>> begin

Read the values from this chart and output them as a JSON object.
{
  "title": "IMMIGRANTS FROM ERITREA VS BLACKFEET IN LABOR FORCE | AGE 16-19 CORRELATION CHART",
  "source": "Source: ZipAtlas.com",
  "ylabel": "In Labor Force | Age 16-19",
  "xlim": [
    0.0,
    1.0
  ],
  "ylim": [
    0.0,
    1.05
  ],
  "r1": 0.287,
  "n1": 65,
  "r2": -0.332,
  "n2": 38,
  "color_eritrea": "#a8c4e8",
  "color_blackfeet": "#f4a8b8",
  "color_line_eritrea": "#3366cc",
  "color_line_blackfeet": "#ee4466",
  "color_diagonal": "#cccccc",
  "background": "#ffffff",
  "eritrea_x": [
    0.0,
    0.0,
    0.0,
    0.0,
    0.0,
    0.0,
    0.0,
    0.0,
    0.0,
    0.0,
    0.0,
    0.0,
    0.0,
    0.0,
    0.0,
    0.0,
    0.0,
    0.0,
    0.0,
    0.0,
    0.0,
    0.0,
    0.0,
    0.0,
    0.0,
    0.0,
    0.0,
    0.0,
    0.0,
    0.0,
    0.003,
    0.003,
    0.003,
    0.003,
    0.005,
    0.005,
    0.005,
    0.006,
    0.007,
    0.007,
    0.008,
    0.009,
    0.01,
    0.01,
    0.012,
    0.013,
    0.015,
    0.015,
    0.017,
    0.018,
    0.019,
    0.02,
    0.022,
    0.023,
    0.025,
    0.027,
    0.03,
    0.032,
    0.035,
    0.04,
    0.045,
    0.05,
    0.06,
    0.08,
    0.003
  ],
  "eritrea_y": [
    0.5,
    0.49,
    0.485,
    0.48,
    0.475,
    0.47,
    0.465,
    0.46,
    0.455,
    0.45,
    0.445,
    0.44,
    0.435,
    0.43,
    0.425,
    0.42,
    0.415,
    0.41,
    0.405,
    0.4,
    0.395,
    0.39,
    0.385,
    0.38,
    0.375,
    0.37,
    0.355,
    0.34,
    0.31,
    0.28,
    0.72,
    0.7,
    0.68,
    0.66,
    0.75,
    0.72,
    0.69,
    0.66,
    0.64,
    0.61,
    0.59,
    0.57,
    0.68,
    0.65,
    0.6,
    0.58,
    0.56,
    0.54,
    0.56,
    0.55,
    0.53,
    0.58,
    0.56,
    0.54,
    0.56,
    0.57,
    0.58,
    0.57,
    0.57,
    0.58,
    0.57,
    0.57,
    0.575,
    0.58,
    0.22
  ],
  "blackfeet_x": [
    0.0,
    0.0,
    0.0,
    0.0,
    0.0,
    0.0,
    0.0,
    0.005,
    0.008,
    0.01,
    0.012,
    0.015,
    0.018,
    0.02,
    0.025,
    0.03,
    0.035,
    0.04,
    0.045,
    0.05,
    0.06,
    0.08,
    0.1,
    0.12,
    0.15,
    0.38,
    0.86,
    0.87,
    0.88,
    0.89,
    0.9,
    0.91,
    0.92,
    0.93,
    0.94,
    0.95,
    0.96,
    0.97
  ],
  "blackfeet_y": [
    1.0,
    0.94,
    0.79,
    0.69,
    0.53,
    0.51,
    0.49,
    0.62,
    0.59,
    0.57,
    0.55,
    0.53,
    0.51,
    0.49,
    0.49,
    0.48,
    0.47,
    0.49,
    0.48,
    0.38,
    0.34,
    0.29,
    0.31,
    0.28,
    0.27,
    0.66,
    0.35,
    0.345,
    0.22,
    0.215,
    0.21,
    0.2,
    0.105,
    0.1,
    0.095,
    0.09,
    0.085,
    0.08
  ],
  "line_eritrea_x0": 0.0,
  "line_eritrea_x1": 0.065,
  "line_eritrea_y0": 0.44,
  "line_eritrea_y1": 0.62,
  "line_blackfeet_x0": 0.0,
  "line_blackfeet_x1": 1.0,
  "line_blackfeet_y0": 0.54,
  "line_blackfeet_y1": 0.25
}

>> end

Instructions for the task: Repeat the entries above exactly, leaving nothing out.

Response to the exercise:
Read the values from this chart and output them as a JSON object.
{
  "title": "IMMIGRANTS FROM ERITREA VS BLACKFEET IN LABOR FORCE | AGE 16-19 CORRELATION CHART",
  "source": "Source: ZipAtlas.com",
  "ylabel": "In Labor Force | Age 16-19",
  "xlim": [
    0.0,
    1.0
  ],
  "ylim": [
    0.0,
    1.05
  ],
  "r1": 0.287,
  "n1": 65,
  "r2": -0.332,
  "n2": 38,
  "color_eritrea": "#a8c4e8",
  "color_blackfeet": "#f4a8b8",
  "color_line_eritrea": "#3366cc",
  "color_line_blackfeet": "#ee4466",
  "color_diagonal": "#cccccc",
  "background": "#ffffff",
  "eritrea_x": [
    0.0,
    0.0,
    0.0,
    0.0,
    0.0,
    0.0,
    0.0,
    0.0,
    0.0,
    0.0,
    0.0,
    0.0,
    0.0,
    0.0,
    0.0,
    0.0,
    0.0,
    0.0,
    0.0,
    0.0,
    0.0,
    0.0,
    0.0,
    0.0,
    0.0,
    0.0,
    0.0,
    0.0,
    0.0,
    0.0,
    0.003,
    0.003,
    0.003,
    0.003,
    0.005,
    0.005,
    0.005,
    0.006,
    0.007,
    0.007,
    0.008,
    0.009,
    0.01,
    0.01,
    0.012,
    0.013,
    0.015,
    0.015,
    0.017,
    0.018,
    0.019,
    0.02,
    0.022,
    0.023,
    0.025,
    0.027,
    0.03,
    0.032,
    0.035,
    0.04,
    0.045,
    0.05,
    0.06,
    0.08,
    0.003
  ],
  "eritrea_y": [
    0.5,
    0.49,
    0.485,
    0.48,
    0.475,
    0.47,
    0.465,
    0.46,
    0.455,
    0.45,
    0.445,
    0.44,
    0.435,
    0.43,
    0.425,
    0.42,
    0.415,
    0.41,
    0.405,
    0.4,
    0.395,
    0.39,
    0.385,
    0.38,
    0.375,
    0.37,
    0.355,
    0.34,
    0.31,
    0.28,
    0.72,
    0.7,
    0.68,
    0.66,
    0.75,
    0.72,
    0.69,
    0.66,
    0.64,
    0.61,
    0.59,
    0.57,
    0.68,
    0.65,
    0.6,
    0.58,
    0.56,
    0.54,
    0.56,
    0.55,
    0.53,
    0.58,
    0.56,
    0.54,
    0.56,
    0.57,
    0.58,
    0.57,
    0.57,
    0.58,
    0.57,
    0.57,
    0.575,
    0.58,
    0.22
  ],
  "blackfeet_x": [
    0.0,
    0.0,
    0.0,
    0.0,
    0.0,
    0.0,
    0.0,
    0.005,
    0.008,
    0.01,
    0.012,
    0.015,
    0.018,
    0.02,
    0.025,
    0.03,
    0.035,
    0.04,
    0.045,
    0.05,
    0.06,
    0.08,
    0.1,
    0.12,
    0.15,
    0.38,
    0.86,
    0.87,
    0.88,
    0.89,
    0.9,
    0.91,
    0.92,
    0.93,
    0.94,
    0.95,
    0.96,
    0.97
  ],
  "blackfeet_y": [
    1.0,
    0.94,
    0.79,
    0.69,
    0.53,
    0.51,
    0.49,
    0.62,
    0.59,
    0.57,
    0.55,
    0.53,
    0.51,
    0.49,
    0.49,
    0.48,
    0.47,
    0.49,
    0.48,
    0.38,
    0.34,
    0.29,
    0.31,
    0.28,
    0.27,
    0.66,
    0.35,
    0.345,
    0.22,
    0.215,
    0.21,
    0.2,
    0.105,
    0.1,
    0.095,
    0.09,
    0.085,
    0.08
  ],
  "line_eritrea_x0": 0.0,
  "line_eritrea_x1": 0.065,
  "line_eritrea_y0": 0.44,
  "line_eritrea_y1": 0.62,
  "line_blackfeet_x0": 0.0,
  "line_blackfeet_x1": 1.0,
  "line_blackfeet_y0": 0.54,
  "line_blackfeet_y1": 0.25
}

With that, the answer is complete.